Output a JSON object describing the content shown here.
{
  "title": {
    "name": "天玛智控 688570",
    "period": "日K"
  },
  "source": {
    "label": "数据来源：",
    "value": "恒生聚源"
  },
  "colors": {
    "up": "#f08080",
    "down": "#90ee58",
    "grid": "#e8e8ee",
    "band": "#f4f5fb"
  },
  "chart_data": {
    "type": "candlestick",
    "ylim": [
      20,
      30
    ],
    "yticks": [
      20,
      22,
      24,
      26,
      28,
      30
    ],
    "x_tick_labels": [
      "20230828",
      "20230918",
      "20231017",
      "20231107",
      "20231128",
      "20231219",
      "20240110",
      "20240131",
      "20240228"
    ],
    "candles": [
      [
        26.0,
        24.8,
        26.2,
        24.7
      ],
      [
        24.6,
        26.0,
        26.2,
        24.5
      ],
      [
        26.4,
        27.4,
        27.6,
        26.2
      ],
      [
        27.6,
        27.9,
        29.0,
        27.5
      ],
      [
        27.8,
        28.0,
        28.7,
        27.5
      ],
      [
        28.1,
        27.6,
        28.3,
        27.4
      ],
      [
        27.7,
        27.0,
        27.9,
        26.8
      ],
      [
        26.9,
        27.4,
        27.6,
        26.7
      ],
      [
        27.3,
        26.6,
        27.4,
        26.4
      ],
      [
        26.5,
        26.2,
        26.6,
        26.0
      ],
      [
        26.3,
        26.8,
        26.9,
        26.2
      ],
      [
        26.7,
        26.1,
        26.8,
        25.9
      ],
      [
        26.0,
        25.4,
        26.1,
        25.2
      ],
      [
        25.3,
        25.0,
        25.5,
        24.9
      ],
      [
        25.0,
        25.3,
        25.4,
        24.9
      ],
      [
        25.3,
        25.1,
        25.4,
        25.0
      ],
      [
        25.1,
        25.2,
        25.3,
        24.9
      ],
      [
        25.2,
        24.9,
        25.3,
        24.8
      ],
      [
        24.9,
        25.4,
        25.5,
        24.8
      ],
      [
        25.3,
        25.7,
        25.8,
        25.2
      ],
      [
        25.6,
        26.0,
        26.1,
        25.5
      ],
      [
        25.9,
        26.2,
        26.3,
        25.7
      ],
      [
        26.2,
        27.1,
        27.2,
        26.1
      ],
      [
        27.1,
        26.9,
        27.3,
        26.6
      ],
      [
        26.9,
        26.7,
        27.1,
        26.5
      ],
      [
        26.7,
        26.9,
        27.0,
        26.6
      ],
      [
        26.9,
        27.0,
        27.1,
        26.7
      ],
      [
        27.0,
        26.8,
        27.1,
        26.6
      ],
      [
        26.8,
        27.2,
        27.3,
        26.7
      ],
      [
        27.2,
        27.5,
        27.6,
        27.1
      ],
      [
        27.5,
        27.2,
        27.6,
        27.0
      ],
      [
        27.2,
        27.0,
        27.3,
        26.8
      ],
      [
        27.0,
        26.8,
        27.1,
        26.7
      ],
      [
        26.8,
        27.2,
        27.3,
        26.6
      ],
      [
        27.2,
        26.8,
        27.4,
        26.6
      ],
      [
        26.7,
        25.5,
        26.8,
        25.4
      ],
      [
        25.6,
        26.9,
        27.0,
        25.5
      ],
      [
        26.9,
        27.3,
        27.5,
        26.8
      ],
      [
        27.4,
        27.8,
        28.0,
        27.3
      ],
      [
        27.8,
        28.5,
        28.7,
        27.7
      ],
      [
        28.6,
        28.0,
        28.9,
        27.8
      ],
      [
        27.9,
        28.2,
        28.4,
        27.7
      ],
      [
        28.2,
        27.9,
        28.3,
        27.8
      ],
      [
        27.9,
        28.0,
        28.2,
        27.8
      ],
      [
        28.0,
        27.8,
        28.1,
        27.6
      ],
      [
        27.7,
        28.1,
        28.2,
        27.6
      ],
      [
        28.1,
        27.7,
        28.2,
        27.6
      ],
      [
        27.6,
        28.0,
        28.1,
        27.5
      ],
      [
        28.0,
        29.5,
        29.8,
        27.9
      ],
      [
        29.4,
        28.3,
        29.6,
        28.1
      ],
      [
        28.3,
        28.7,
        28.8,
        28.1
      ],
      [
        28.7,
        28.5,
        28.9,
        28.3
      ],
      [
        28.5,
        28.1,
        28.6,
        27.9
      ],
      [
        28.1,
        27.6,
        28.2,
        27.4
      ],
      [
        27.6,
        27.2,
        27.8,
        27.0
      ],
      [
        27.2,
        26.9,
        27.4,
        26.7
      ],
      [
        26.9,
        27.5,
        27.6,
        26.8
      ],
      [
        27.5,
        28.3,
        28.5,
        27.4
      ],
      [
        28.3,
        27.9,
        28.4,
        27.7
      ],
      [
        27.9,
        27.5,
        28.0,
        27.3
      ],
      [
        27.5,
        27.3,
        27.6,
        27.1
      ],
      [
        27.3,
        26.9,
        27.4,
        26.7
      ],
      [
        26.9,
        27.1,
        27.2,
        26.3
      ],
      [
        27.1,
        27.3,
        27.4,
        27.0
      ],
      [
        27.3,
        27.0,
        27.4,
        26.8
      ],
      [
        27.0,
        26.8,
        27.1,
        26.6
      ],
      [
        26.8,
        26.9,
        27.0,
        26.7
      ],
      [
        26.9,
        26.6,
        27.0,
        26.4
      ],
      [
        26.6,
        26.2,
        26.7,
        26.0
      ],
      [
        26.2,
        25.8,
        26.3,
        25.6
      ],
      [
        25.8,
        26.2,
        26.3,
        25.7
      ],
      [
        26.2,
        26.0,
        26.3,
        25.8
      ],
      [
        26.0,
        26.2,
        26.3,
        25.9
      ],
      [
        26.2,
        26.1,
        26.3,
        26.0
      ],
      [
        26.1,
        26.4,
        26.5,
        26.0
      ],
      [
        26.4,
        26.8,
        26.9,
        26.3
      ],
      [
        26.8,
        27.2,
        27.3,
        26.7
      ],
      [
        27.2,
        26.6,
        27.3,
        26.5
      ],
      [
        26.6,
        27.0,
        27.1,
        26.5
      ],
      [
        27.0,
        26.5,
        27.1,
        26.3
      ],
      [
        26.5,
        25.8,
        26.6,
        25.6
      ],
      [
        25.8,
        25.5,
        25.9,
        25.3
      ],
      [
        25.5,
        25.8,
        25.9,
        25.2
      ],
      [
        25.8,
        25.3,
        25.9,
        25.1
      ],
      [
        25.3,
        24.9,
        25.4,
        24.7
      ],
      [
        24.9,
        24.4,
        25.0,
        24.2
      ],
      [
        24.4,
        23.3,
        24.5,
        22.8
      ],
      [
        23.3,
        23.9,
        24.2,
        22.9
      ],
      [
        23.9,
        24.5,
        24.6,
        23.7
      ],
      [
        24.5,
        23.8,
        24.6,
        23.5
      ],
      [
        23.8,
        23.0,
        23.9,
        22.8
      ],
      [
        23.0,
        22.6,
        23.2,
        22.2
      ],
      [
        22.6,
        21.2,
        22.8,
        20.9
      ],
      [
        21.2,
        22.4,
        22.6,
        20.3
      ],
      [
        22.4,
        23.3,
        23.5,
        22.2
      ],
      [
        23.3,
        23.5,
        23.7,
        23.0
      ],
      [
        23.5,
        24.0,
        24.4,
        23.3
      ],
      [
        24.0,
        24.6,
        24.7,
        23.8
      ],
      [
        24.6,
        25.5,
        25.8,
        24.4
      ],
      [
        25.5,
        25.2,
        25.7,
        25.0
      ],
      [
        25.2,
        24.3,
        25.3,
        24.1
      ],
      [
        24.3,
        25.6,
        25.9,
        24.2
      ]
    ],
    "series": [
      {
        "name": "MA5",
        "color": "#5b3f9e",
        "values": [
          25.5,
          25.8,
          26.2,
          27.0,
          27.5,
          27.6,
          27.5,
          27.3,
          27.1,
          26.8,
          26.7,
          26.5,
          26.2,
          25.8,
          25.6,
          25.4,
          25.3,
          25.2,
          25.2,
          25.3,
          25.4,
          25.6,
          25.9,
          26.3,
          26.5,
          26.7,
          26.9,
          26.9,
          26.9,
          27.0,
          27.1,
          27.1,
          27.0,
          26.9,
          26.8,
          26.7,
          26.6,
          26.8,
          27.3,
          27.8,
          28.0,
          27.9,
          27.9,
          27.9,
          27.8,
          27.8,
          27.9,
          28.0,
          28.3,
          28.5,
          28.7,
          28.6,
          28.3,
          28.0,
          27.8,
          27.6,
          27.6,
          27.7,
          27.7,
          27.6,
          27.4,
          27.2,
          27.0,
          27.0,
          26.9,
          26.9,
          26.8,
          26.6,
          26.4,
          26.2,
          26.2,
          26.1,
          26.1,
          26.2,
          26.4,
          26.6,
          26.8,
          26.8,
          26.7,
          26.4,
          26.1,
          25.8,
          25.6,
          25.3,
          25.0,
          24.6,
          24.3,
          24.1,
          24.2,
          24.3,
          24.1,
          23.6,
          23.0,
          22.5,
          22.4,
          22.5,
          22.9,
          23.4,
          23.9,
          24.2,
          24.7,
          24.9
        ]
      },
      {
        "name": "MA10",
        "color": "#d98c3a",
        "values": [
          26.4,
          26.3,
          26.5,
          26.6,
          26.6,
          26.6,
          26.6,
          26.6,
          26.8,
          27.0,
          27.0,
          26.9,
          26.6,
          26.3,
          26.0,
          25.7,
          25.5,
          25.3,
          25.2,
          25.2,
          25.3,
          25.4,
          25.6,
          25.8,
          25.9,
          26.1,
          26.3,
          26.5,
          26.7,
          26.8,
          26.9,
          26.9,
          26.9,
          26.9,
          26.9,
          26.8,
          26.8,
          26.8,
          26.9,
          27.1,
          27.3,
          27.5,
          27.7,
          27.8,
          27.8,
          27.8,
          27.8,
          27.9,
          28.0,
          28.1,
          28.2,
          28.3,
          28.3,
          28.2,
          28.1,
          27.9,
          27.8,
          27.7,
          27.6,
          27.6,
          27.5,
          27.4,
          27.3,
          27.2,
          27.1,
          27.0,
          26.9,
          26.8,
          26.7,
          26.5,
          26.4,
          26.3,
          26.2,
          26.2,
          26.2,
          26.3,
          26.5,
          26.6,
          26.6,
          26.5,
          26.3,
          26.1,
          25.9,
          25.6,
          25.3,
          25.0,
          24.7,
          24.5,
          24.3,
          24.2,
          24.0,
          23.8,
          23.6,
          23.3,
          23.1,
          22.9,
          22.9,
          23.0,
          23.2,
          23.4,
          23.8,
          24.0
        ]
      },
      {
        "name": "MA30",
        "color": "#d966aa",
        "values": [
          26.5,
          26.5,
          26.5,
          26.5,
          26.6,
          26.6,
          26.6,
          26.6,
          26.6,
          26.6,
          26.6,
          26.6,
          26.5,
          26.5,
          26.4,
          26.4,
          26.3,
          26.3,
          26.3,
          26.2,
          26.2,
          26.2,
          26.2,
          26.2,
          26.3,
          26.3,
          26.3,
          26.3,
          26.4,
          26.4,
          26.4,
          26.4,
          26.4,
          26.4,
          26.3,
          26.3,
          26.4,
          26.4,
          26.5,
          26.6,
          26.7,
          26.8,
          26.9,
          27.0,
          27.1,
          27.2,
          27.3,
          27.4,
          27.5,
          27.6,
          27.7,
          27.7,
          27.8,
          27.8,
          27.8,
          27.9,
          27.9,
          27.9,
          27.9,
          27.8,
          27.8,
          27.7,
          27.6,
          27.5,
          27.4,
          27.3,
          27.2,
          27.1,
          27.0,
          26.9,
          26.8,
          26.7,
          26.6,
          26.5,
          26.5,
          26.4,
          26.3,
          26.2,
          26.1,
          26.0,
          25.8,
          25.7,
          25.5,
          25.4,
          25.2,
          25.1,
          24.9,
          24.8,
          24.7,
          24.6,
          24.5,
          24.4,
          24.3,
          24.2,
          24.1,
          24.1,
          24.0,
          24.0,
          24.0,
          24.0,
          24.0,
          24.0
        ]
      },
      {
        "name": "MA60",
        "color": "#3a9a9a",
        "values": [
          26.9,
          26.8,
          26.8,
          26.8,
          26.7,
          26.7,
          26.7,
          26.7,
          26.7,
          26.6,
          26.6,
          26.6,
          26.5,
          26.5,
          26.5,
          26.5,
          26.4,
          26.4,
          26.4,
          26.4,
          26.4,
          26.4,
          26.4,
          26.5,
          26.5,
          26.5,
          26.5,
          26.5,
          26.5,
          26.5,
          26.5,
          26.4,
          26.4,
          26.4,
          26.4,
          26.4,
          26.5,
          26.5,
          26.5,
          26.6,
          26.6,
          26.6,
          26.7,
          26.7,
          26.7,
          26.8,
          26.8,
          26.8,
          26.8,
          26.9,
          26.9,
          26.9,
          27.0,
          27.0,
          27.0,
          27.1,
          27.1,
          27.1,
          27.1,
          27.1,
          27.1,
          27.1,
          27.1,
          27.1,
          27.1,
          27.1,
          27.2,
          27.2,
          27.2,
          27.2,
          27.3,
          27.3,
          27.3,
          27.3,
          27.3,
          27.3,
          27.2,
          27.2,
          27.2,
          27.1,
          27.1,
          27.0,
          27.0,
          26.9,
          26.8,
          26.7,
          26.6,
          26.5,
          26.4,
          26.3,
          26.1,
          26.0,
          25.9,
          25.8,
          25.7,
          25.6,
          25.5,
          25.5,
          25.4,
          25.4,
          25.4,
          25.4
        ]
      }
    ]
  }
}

────────

▸ OBJECTIVE
Out of the material above, gather each line where "name" appears.

▸ COMPLETED TASK
    "name": "天玛智控 688570",
        "name": "MA5",
        "name": "MA10",
        "name": "MA30",
        "name": "MA60",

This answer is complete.